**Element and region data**
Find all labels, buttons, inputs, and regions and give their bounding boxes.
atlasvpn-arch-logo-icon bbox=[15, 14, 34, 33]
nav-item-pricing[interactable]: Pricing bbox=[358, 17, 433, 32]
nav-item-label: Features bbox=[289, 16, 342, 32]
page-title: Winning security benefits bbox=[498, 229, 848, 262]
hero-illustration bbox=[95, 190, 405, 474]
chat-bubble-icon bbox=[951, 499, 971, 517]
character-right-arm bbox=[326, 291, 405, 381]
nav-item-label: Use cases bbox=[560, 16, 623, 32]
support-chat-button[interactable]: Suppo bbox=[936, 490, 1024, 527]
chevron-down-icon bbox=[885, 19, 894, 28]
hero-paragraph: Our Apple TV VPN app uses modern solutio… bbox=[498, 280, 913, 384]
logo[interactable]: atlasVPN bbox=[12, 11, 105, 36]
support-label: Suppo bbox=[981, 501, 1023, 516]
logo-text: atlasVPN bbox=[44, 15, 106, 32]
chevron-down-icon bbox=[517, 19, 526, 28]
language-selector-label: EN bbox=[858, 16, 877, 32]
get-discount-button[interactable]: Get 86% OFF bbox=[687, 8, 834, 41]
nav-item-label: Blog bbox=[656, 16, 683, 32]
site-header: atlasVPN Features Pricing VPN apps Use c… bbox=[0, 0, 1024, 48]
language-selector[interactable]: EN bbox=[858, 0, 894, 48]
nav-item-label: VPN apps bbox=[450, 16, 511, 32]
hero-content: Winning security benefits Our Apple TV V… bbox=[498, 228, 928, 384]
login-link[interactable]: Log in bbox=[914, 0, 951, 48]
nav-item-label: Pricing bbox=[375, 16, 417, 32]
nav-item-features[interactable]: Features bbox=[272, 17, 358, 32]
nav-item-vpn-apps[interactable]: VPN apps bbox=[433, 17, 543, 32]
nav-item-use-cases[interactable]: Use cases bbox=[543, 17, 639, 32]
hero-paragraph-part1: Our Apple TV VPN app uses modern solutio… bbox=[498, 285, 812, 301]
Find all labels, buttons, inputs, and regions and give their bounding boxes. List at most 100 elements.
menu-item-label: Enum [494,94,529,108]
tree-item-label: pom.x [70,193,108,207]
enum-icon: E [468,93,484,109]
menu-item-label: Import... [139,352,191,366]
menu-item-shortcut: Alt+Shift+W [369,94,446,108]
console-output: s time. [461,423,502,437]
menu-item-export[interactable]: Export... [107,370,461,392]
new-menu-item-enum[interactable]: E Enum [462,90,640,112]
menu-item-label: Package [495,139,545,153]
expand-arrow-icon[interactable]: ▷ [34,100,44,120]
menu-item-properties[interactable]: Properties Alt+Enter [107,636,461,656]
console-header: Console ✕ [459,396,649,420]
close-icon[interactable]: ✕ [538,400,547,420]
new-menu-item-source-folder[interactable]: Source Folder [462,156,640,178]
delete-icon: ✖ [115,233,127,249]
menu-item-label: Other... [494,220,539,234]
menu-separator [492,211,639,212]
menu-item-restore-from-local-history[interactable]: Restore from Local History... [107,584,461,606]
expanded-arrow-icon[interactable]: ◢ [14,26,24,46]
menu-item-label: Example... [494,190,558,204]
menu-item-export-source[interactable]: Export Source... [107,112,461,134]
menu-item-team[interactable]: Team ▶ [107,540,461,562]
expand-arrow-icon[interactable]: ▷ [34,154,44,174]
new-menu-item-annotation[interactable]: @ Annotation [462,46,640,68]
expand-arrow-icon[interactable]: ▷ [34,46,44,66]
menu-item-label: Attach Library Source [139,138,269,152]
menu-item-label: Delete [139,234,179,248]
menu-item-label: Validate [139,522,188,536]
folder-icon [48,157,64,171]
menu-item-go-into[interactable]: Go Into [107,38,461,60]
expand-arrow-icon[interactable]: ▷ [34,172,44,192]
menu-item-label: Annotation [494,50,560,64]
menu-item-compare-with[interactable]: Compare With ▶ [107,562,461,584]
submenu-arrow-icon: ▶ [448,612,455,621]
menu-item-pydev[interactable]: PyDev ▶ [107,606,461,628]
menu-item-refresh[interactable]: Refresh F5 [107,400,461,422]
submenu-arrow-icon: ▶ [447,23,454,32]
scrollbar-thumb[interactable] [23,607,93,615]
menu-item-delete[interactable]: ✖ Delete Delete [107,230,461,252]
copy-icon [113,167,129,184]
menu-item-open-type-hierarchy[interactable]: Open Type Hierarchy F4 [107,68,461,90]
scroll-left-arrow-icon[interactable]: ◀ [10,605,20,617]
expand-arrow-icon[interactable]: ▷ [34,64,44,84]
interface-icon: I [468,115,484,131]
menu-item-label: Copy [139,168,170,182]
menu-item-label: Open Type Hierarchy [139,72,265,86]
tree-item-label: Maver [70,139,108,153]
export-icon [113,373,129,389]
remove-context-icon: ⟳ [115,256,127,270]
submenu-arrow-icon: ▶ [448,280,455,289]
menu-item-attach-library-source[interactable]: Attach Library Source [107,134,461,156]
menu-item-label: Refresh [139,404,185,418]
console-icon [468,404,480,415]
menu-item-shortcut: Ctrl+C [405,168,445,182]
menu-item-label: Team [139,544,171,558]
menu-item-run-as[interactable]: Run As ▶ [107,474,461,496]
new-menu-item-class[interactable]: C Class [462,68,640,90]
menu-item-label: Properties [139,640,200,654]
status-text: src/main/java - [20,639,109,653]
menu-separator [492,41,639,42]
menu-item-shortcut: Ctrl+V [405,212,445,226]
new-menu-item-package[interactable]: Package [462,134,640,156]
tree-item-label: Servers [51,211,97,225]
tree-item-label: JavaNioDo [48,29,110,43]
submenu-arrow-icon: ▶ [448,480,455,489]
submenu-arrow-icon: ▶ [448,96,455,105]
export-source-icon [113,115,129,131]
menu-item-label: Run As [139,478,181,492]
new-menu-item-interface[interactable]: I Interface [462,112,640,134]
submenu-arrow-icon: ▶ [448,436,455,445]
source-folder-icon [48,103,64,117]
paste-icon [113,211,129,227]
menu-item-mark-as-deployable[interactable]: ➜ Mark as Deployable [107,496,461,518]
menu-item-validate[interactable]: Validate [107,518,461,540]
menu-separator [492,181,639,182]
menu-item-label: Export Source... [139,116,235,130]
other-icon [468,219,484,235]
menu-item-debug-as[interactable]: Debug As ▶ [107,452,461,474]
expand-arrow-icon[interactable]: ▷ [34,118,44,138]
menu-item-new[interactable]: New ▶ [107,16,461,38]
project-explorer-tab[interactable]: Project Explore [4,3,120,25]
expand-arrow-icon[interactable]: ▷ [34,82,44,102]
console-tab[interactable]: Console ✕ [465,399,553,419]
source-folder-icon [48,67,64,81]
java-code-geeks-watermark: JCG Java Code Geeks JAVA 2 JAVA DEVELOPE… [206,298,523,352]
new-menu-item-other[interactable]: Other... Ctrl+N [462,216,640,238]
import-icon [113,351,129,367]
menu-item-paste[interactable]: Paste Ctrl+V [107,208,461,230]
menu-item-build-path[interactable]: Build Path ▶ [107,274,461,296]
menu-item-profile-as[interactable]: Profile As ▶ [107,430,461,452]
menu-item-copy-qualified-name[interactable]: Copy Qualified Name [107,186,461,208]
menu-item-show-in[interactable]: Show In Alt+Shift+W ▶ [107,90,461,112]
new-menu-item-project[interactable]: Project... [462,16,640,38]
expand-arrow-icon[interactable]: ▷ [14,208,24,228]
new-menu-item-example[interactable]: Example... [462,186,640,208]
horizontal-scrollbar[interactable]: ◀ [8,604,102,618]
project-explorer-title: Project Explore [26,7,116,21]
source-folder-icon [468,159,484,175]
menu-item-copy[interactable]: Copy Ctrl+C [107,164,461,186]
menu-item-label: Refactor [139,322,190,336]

**WHAT THE TASK REQUIRES**
Rewrite every line of the data above, putting "Control" wherever "Ctrl" appears and leaving everything else untouched.

**EXERCISE SOLUTION**
Find all labels, buttons, inputs, and regions and give their bounding boxes.
atlasvpn-arch-logo-icon bbox=[15, 14, 34, 33]
nav-item-pricing[interactable]: Pricing bbox=[358, 17, 433, 32]
nav-item-label: Features bbox=[289, 16, 342, 32]
page-title: Winning security benefits bbox=[498, 229, 848, 262]
hero-illustration bbox=[95, 190, 405, 474]
chat-bubble-icon bbox=[951, 499, 971, 517]
character-right-arm bbox=[326, 291, 405, 381]
nav-item-label: Use cases bbox=[560, 16, 623, 32]
support-chat-button[interactable]: Suppo bbox=[936, 490, 1024, 527]
chevron-down-icon bbox=[885, 19, 894, 28]
hero-paragraph: Our Apple TV VPN app uses modern solutio… bbox=[498, 280, 913, 384]
logo[interactable]: atlasVPN bbox=[12, 11, 105, 36]
support-label: Suppo bbox=[981, 501, 1023, 516]
logo-text: atlasVPN bbox=[44, 15, 106, 32]
chevron-down-icon bbox=[517, 19, 526, 28]
language-selector-label: EN bbox=[858, 16, 877, 32]
get-discount-button[interactable]: Get 86% OFF bbox=[687, 8, 834, 41]
nav-item-label: Blog bbox=[656, 16, 683, 32]
site-header: atlasVPN Features Pricing VPN apps Use c… bbox=[0, 0, 1024, 48]
language-selector[interactable]: EN bbox=[858, 0, 894, 48]
nav-item-label: VPN apps bbox=[450, 16, 511, 32]
hero-content: Winning security benefits Our Apple TV V… bbox=[498, 228, 928, 384]
login-link[interactable]: Log in bbox=[914, 0, 951, 48]
nav-item-label: Pricing bbox=[375, 16, 417, 32]
nav-item-features[interactable]: Features bbox=[272, 17, 358, 32]
nav-item-vpn-apps[interactable]: VPN apps bbox=[433, 17, 543, 32]
nav-item-use-cases[interactable]: Use cases bbox=[543, 17, 639, 32]
hero-paragraph-part1: Our Apple TV VPN app uses modern solutio… bbox=[498, 285, 812, 301]
Find all labels, buttons, inputs, and regions and give their bounding boxes. List at most 100 elements.
menu-item-label: Enum [494,94,529,108]
tree-item-label: pom.x [70,193,108,207]
enum-icon: E [468,93,484,109]
menu-item-label: Import... [139,352,191,366]
menu-item-shortcut: Alt+Shift+W [369,94,446,108]
console-output: s time. [461,423,502,437]
menu-item-export[interactable]: Export... [107,370,461,392]
new-menu-item-enum[interactable]: E Enum [462,90,640,112]
menu-item-label: Package [495,139,545,153]
expand-arrow-icon[interactable]: ▷ [34,100,44,120]
menu-item-properties[interactable]: Properties Alt+Enter [107,636,461,656]
console-header: Console ✕ [459,396,649,420]
close-icon[interactable]: ✕ [538,400,547,420]
new-menu-item-source-folder[interactable]: Source Folder [462,156,640,178]
delete-icon: ✖ [115,233,127,249]
menu-item-label: Other... [494,220,539,234]
menu-separator [492,211,639,212]
menu-item-restore-from-local-history[interactable]: Restore from Local History... [107,584,461,606]
expanded-arrow-icon[interactable]: ◢ [14,26,24,46]
menu-item-label: Example... [494,190,558,204]
menu-item-export-source[interactable]: Export Source... [107,112,461,134]
menu-item-team[interactable]: Team ▶ [107,540,461,562]
expand-arrow-icon[interactable]: ▷ [34,154,44,174]
new-menu-item-annotation[interactable]: @ Annotation [462,46,640,68]
expand-arrow-icon[interactable]: ▷ [34,46,44,66]
menu-item-label: Attach Library Source [139,138,269,152]
menu-item-label: Delete [139,234,179,248]
menu-item-label: Validate [139,522,188,536]
folder-icon [48,157,64,171]
menu-item-go-into[interactable]: Go Into [107,38,461,60]
expand-arrow-icon[interactable]: ▷ [34,172,44,192]
menu-item-label: Annotation [494,50,560,64]
menu-item-compare-with[interactable]: Compare With ▶ [107,562,461,584]
submenu-arrow-icon: ▶ [448,612,455,621]
menu-item-pydev[interactable]: PyDev ▶ [107,606,461,628]
menu-item-refresh[interactable]: Refresh F5 [107,400,461,422]
submenu-arrow-icon: ▶ [447,23,454,32]
scrollbar-thumb[interactable] [23,607,93,615]
menu-item-delete[interactable]: ✖ Delete Delete [107,230,461,252]
copy-icon [113,167,129,184]
menu-item-open-type-hierarchy[interactable]: Open Type Hierarchy F4 [107,68,461,90]
scroll-left-arrow-icon[interactable]: ◀ [10,605,20,617]
expand-arrow-icon[interactable]: ▷ [34,64,44,84]
interface-icon: I [468,115,484,131]
menu-item-label: Copy [139,168,170,182]
menu-item-label: Open Type Hierarchy [139,72,265,86]
tree-item-label: Maver [70,139,108,153]
export-icon [113,373,129,389]
remove-context-icon: ⟳ [115,256,127,270]
submenu-arrow-icon: ▶ [448,280,455,289]
menu-item-attach-library-source[interactable]: Attach Library Source [107,134,461,156]
menu-item-label: Refresh [139,404,185,418]
console-icon [468,404,480,415]
menu-item-shortcut: Control+C [405,168,445,182]
menu-item-label: Team [139,544,171,558]
menu-item-run-as[interactable]: Run As ▶ [107,474,461,496]
new-menu-item-class[interactable]: C Class [462,68,640,90]
menu-item-label: Properties [139,640,200,654]
status-text: src/main/java - [20,639,109,653]
menu-separator [492,41,639,42]
menu-item-shortcut: Control+V [405,212,445,226]
new-menu-item-package[interactable]: Package [462,134,640,156]
tree-item-label: Servers [51,211,97,225]
tree-item-label: JavaNioDo [48,29,110,43]
submenu-arrow-icon: ▶ [448,480,455,489]
submenu-arrow-icon: ▶ [448,96,455,105]
export-source-icon [113,115,129,131]
menu-item-label: Run As [139,478,181,492]
new-menu-item-interface[interactable]: I Interface [462,112,640,134]
submenu-arrow-icon: ▶ [448,436,455,445]
source-folder-icon [48,103,64,117]
paste-icon [113,211,129,227]
menu-item-mark-as-deployable[interactable]: ➜ Mark as Deployable [107,496,461,518]
menu-item-validate[interactable]: Validate [107,518,461,540]
menu-separator [492,181,639,182]
menu-item-label: Export Source... [139,116,235,130]
other-icon [468,219,484,235]
menu-item-debug-as[interactable]: Debug As ▶ [107,452,461,474]
expand-arrow-icon[interactable]: ▷ [34,118,44,138]
menu-item-new[interactable]: New ▶ [107,16,461,38]
project-explorer-tab[interactable]: Project Explore [4,3,120,25]
expand-arrow-icon[interactable]: ▷ [34,82,44,102]
console-tab[interactable]: Console ✕ [465,399,553,419]
source-folder-icon [48,67,64,81]
java-code-geeks-watermark: JCG Java Code Geeks JAVA 2 JAVA DEVELOPE… [206,298,523,352]
new-menu-item-other[interactable]: Other... Control+N [462,216,640,238]
import-icon [113,351,129,367]
menu-item-paste[interactable]: Paste Control+V [107,208,461,230]
menu-item-build-path[interactable]: Build Path ▶ [107,274,461,296]
menu-item-profile-as[interactable]: Profile As ▶ [107,430,461,452]
menu-item-copy-qualified-name[interactable]: Copy Qualified Name [107,186,461,208]
menu-item-show-in[interactable]: Show In Alt+Shift+W ▶ [107,90,461,112]
new-menu-item-project[interactable]: Project... [462,16,640,38]
expand-arrow-icon[interactable]: ▷ [14,208,24,228]
new-menu-item-example[interactable]: Example... [462,186,640,208]
horizontal-scrollbar[interactable]: ◀ [8,604,102,618]
project-explorer-title: Project Explore [26,7,116,21]
source-folder-icon [468,159,484,175]
menu-item-copy[interactable]: Copy Control+C [107,164,461,186]
menu-item-label: Refactor [139,322,190,336]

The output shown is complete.